[PROBLEM TO WORK ON]: In the copy you make, keep each entry exactly as it is and leave out all images.

[DATA EXTRACT]:
------------------------------------------------------------
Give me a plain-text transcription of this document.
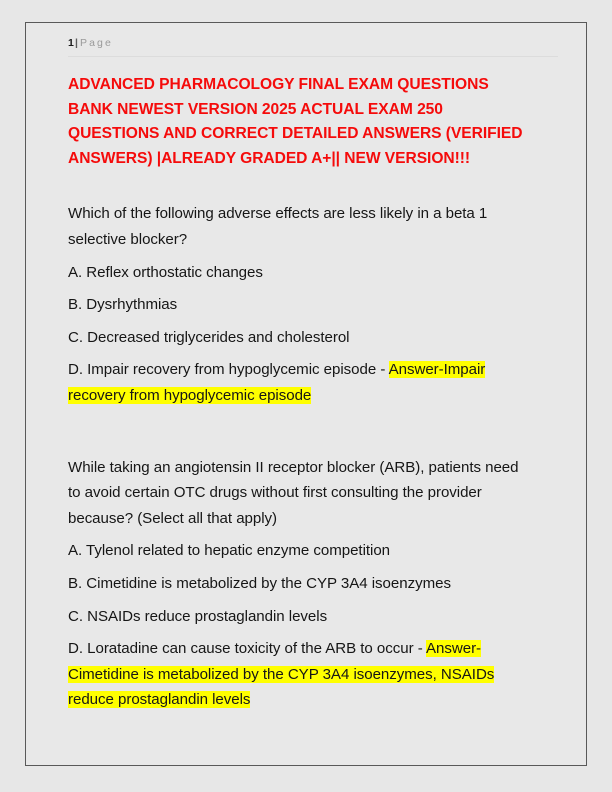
1| Page
ADVANCED PHARMACOLOGY FINAL EXAM QUESTIONS BANK NEWEST VERSION 2025 ACTUAL EXAM 250 QUESTIONS AND CORRECT DETAILED ANSWERS (VERIFIED ANSWERS) |ALREADY GRADED A+|| NEW VERSION!!!
Which of the following adverse effects are less likely in a beta 1 selective blocker?
A. Reflex orthostatic changes
B. Dysrhythmias
C. Decreased triglycerides and cholesterol
D. Impair recovery from hypoglycemic episode - Answer-Impair recovery from hypoglycemic episode
While taking an angiotensin II receptor blocker (ARB), patients need to avoid certain OTC drugs without first consulting the provider because? (Select all that apply)
A. Tylenol related to hepatic enzyme competition
B. Cimetidine is metabolized by the CYP 3A4 isoenzymes
C. NSAIDs reduce prostaglandin levels
D. Loratadine can cause toxicity of the ARB to occur - Answer-Cimetidine is metabolized by the CYP 3A4 isoenzymes, NSAIDs reduce prostaglandin levels
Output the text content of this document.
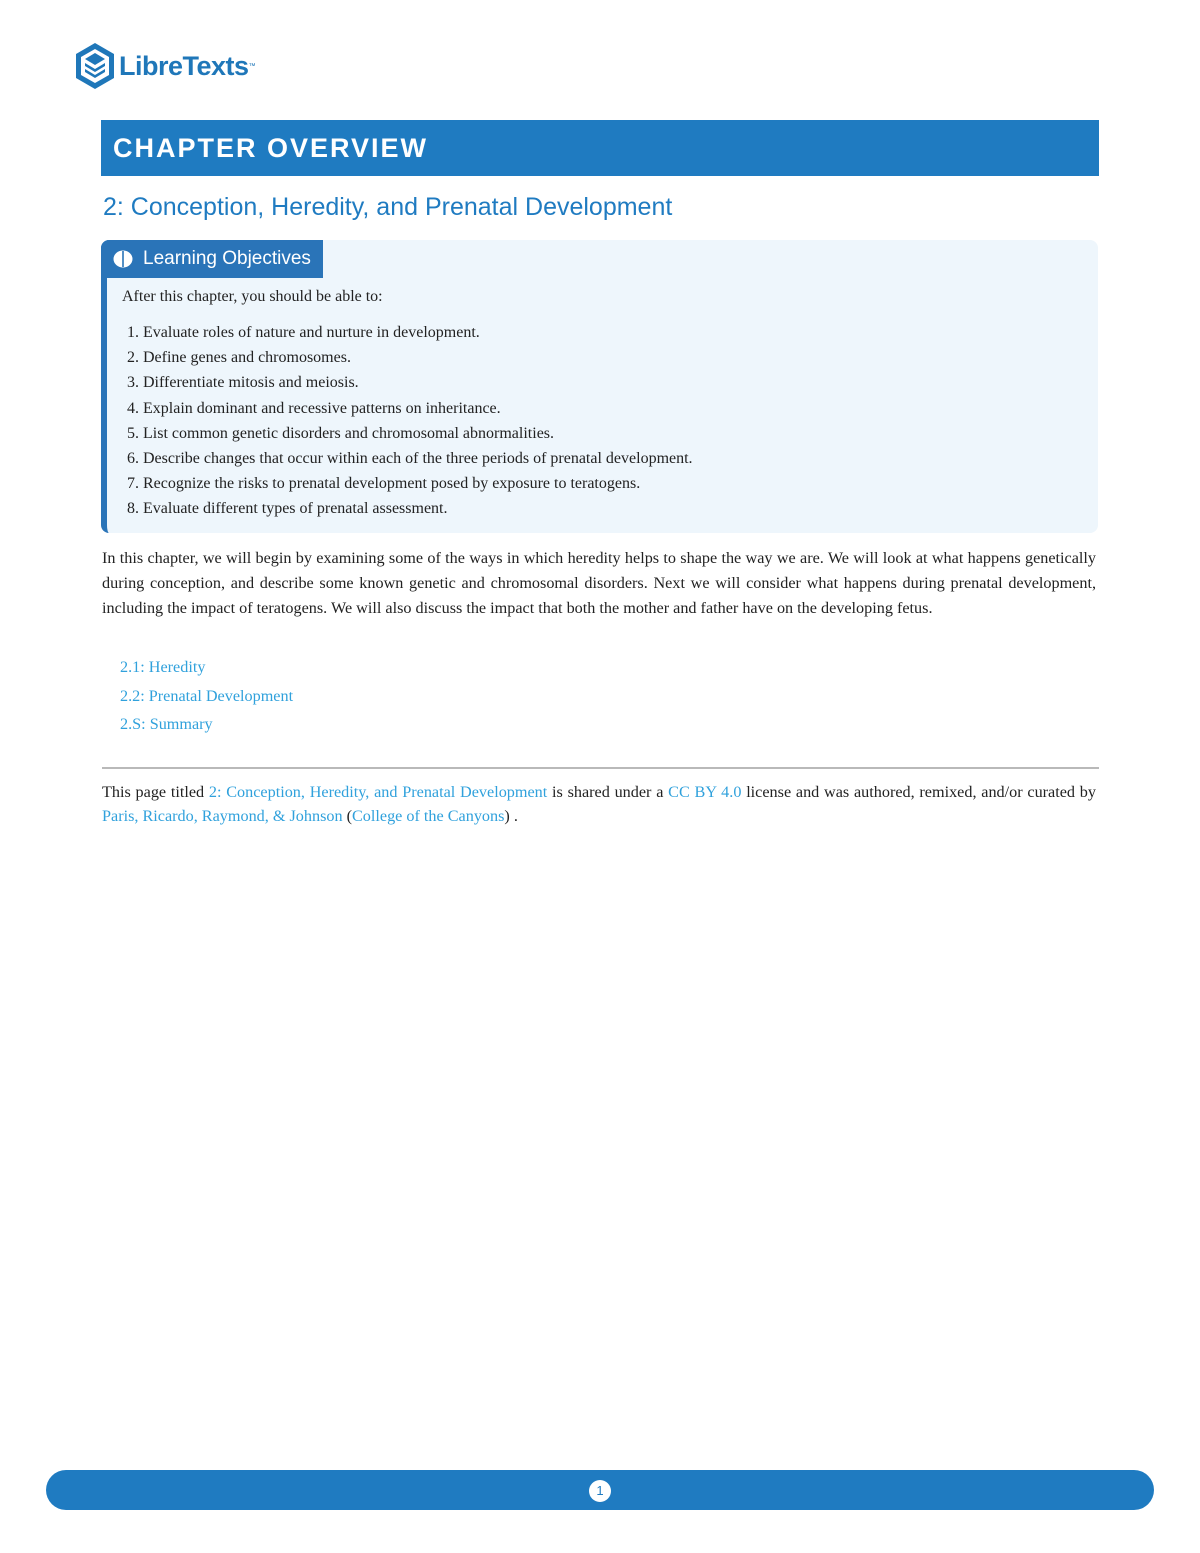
LibreTexts ™
CHAPTER OVERVIEW
2: Conception, Heredity, and Prenatal Development
Learning Objectives
After this chapter, you should be able to:
1. Evaluate roles of nature and nurture in development.
2. Define genes and chromosomes.
3. Differentiate mitosis and meiosis.
4. Explain dominant and recessive patterns on inheritance.
5. List common genetic disorders and chromosomal abnormalities.
6. Describe changes that occur within each of the three periods of prenatal development.
7. Recognize the risks to prenatal development posed by exposure to teratogens.
8. Evaluate different types of prenatal assessment.

In this chapter, we will begin by examining some of the ways in which heredity helps to shape the way we are. We will look at what happens genetically during conception, and describe some known genetic and chromosomal disorders. Next we will consider what happens during prenatal development, including the impact of teratogens. We will also discuss the impact that both the mother and father have on the developing fetus.

2.1: Heredity
2.2: Prenatal Development
2.S: Summary

This page titled 2: Conception, Heredity, and Prenatal Development is shared under a CC BY 4.0 license and was authored, remixed, and/or curated by Paris, Ricardo, Raymond, & Johnson (College of the Canyons) .

1
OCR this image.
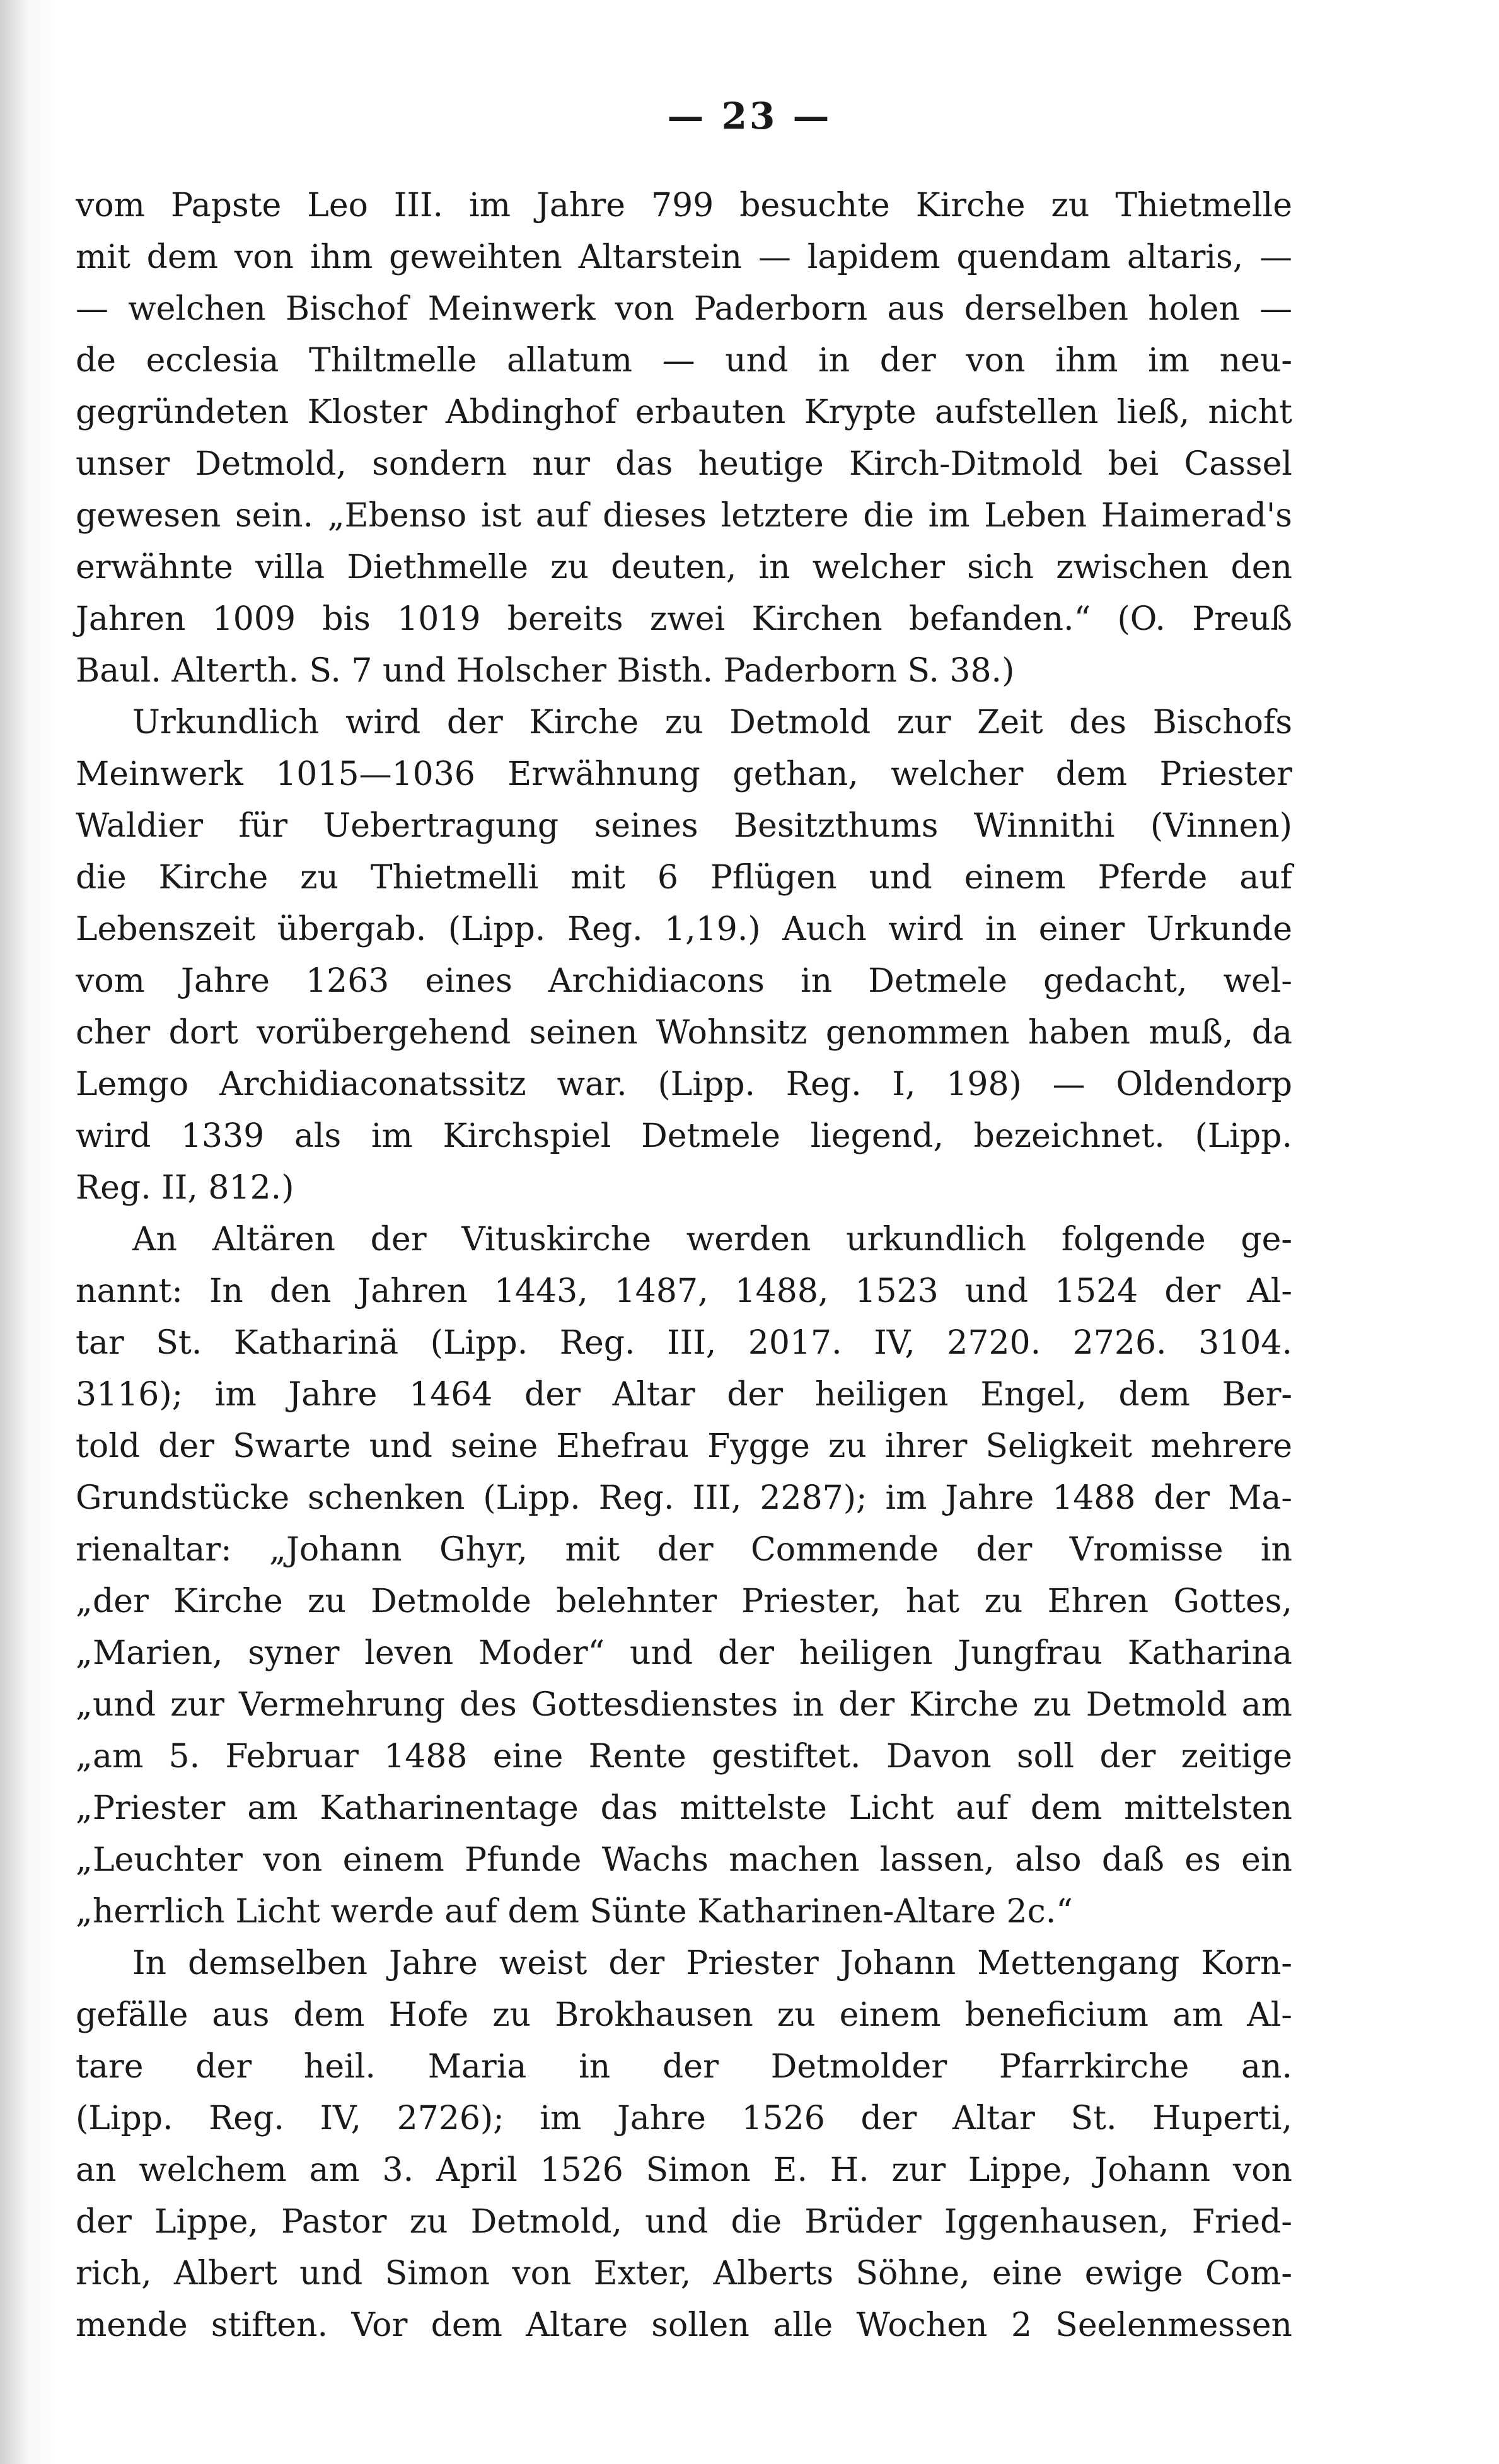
— 23 —
vom Papste Leo III. im Jahre 799 besuchte Kirche zu Thietmelle
mit dem von ihm geweihten Altarstein — lapidem quendam altaris, —
— welchen Bischof Meinwerk von Paderborn aus derselben holen —
de ecclesia Thiltmelle allatum — und in der von ihm im neu-
gegründeten Kloster Abdinghof erbauten Krypte aufstellen ließ, nicht
unser Detmold, sondern nur das heutige Kirch-Ditmold bei Cassel
gewesen sein. „Ebenso ist auf dieses letztere die im Leben Haimerad's
erwähnte villa Diethmelle zu deuten, in welcher sich zwischen den
Jahren 1009 bis 1019 bereits zwei Kirchen befanden.“ (O. Preuß
Baul. Alterth. S. 7 und Holscher Bisth. Paderborn S. 38.)
Urkundlich wird der Kirche zu Detmold zur Zeit des Bischofs
Meinwerk 1015—1036 Erwähnung gethan, welcher dem Priester
Waldier für Uebertragung seines Besitzthums Winnithi (Vinnen)
die Kirche zu Thietmelli mit 6 Pflügen und einem Pferde auf
Lebenszeit übergab. (Lipp. Reg. 1,19.) Auch wird in einer Urkunde
vom Jahre 1263 eines Archidiacons in Detmele gedacht, wel-
cher dort vorübergehend seinen Wohnsitz genommen haben muß, da
Lemgo Archidiaconatssitz war. (Lipp. Reg. I, 198) — Oldendorp
wird 1339 als im Kirchspiel Detmele liegend, bezeichnet. (Lipp.
Reg. II, 812.)
An Altären der Vituskirche werden urkundlich folgende ge-
nannt: In den Jahren 1443, 1487, 1488, 1523 und 1524 der Al-
tar St. Katharinä (Lipp. Reg. III, 2017. IV, 2720. 2726. 3104.
3116); im Jahre 1464 der Altar der heiligen Engel, dem Ber-
told der Swarte und seine Ehefrau Fygge zu ihrer Seligkeit mehrere
Grundstücke schenken (Lipp. Reg. III, 2287); im Jahre 1488 der Ma-
rienaltar: „Johann Ghyr, mit der Commende der Vromisse in
„der Kirche zu Detmolde belehnter Priester, hat zu Ehren Gottes,
„Marien, syner leven Moder“ und der heiligen Jungfrau Katharina
„und zur Vermehrung des Gottesdienstes in der Kirche zu Detmold am
„am 5. Februar 1488 eine Rente gestiftet. Davon soll der zeitige
„Priester am Katharinentage das mittelste Licht auf dem mittelsten
„Leuchter von einem Pfunde Wachs machen lassen, also daß es ein
„herrlich Licht werde auf dem Sünte Katharinen-Altare 2c.“
In demselben Jahre weist der Priester Johann Mettengang Korn-
gefälle aus dem Hofe zu Brokhausen zu einem beneficium am Al-
tare der heil. Maria in der Detmolder Pfarrkirche an.
(Lipp. Reg. IV, 2726); im Jahre 1526 der Altar St. Huperti,
an welchem am 3. April 1526 Simon E. H. zur Lippe, Johann von
der Lippe, Pastor zu Detmold, und die Brüder Iggenhausen, Fried-
rich, Albert und Simon von Exter, Alberts Söhne, eine ewige Com-
mende stiften. Vor dem Altare sollen alle Wochen 2 Seelenmessen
------------------------------------------------------------
[SOLUTION FOR THIS EXERCISE]:
Give me a plain-text transcription of this document.
1| Page
ADVANCED PHARMACOLOGY FINAL EXAM QUESTIONS BANK NEWEST VERSION 2025 ACTUAL EXAM 250 QUESTIONS AND CORRECT DETAILED ANSWERS (VERIFIED ANSWERS) |ALREADY GRADED A+|| NEW VERSION!!!
Which of the following adverse effects are less likely in a beta 1 selective blocker?
A. Reflex orthostatic changes
B. Dysrhythmias
C. Decreased triglycerides and cholesterol
D. Impair recovery from hypoglycemic episode - Answer-Impair recovery from hypoglycemic episode
While taking an angiotensin II receptor blocker (ARB), patients need to avoid certain OTC drugs without first consulting the provider because? (Select all that apply)
A. Tylenol related to hepatic enzyme competition
B. Cimetidine is metabolized by the CYP 3A4 isoenzymes
C. NSAIDs reduce prostaglandin levels
D. Loratadine can cause toxicity of the ARB to occur - Answer-Cimetidine is metabolized by the CYP 3A4 isoenzymes, NSAIDs reduce prostaglandin levels
Output the text content of this document.
LibreTexts ™
CHAPTER OVERVIEW
2: Conception, Heredity, and Prenatal Development
Learning Objectives
After this chapter, you should be able to:
1. Evaluate roles of nature and nurture in development.
2. Define genes and chromosomes.
3. Differentiate mitosis and meiosis.
4. Explain dominant and recessive patterns on inheritance.
5. List common genetic disorders and chromosomal abnormalities.
6. Describe changes that occur within each of the three periods of prenatal development.
7. Recognize the risks to prenatal development posed by exposure to teratogens.
8. Evaluate different types of prenatal assessment.

In this chapter, we will begin by examining some of the ways in which heredity helps to shape the way we are. We will look at what happens genetically during conception, and describe some known genetic and chromosomal disorders. Next we will consider what happens during prenatal development, including the impact of teratogens. We will also discuss the impact that both the mother and father have on the developing fetus.

2.1: Heredity
2.2: Prenatal Development
2.S: Summary

This page titled 2: Conception, Heredity, and Prenatal Development is shared under a CC BY 4.0 license and was authored, remixed, and/or curated by Paris, Ricardo, Raymond, & Johnson (College of the Canyons) .

1
OCR this image.
— 23 —
vom Papste Leo III. im Jahre 799 besuchte Kirche zu Thietmelle
mit dem von ihm geweihten Altarstein — lapidem quendam altaris, —
— welchen Bischof Meinwerk von Paderborn aus derselben holen —
de ecclesia Thiltmelle allatum — und in der von ihm im neu-
gegründeten Kloster Abdinghof erbauten Krypte aufstellen ließ, nicht
unser Detmold, sondern nur das heutige Kirch-Ditmold bei Cassel
gewesen sein. „Ebenso ist auf dieses letztere die im Leben Haimerad's
erwähnte villa Diethmelle zu deuten, in welcher sich zwischen den
Jahren 1009 bis 1019 bereits zwei Kirchen befanden.“ (O. Preuß
Baul. Alterth. S. 7 und Holscher Bisth. Paderborn S. 38.)
Urkundlich wird der Kirche zu Detmold zur Zeit des Bischofs
Meinwerk 1015—1036 Erwähnung gethan, welcher dem Priester
Waldier für Uebertragung seines Besitzthums Winnithi (Vinnen)
die Kirche zu Thietmelli mit 6 Pflügen und einem Pferde auf
Lebenszeit übergab. (Lipp. Reg. 1,19.) Auch wird in einer Urkunde
vom Jahre 1263 eines Archidiacons in Detmele gedacht, wel-
cher dort vorübergehend seinen Wohnsitz genommen haben muß, da
Lemgo Archidiaconatssitz war. (Lipp. Reg. I, 198) — Oldendorp
wird 1339 als im Kirchspiel Detmele liegend, bezeichnet. (Lipp.
Reg. II, 812.)
An Altären der Vituskirche werden urkundlich folgende ge-
nannt: In den Jahren 1443, 1487, 1488, 1523 und 1524 der Al-
tar St. Katharinä (Lipp. Reg. III, 2017. IV, 2720. 2726. 3104.
3116); im Jahre 1464 der Altar der heiligen Engel, dem Ber-
told der Swarte und seine Ehefrau Fygge zu ihrer Seligkeit mehrere
Grundstücke schenken (Lipp. Reg. III, 2287); im Jahre 1488 der Ma-
rienaltar: „Johann Ghyr, mit der Commende der Vromisse in
„der Kirche zu Detmolde belehnter Priester, hat zu Ehren Gottes,
„Marien, syner leven Moder“ und der heiligen Jungfrau Katharina
„und zur Vermehrung des Gottesdienstes in der Kirche zu Detmold am
„am 5. Februar 1488 eine Rente gestiftet. Davon soll der zeitige
„Priester am Katharinentage das mittelste Licht auf dem mittelsten
„Leuchter von einem Pfunde Wachs machen lassen, also daß es ein
„herrlich Licht werde auf dem Sünte Katharinen-Altare 2c.“
In demselben Jahre weist der Priester Johann Mettengang Korn-
gefälle aus dem Hofe zu Brokhausen zu einem beneficium am Al-
tare der heil. Maria in der Detmolder Pfarrkirche an.
(Lipp. Reg. IV, 2726); im Jahre 1526 der Altar St. Huperti,
an welchem am 3. April 1526 Simon E. H. zur Lippe, Johann von
der Lippe, Pastor zu Detmold, und die Brüder Iggenhausen, Fried-
rich, Albert und Simon von Exter, Alberts Söhne, eine ewige Com-
mende stiften. Vor dem Altare sollen alle Wochen 2 Seelenmessen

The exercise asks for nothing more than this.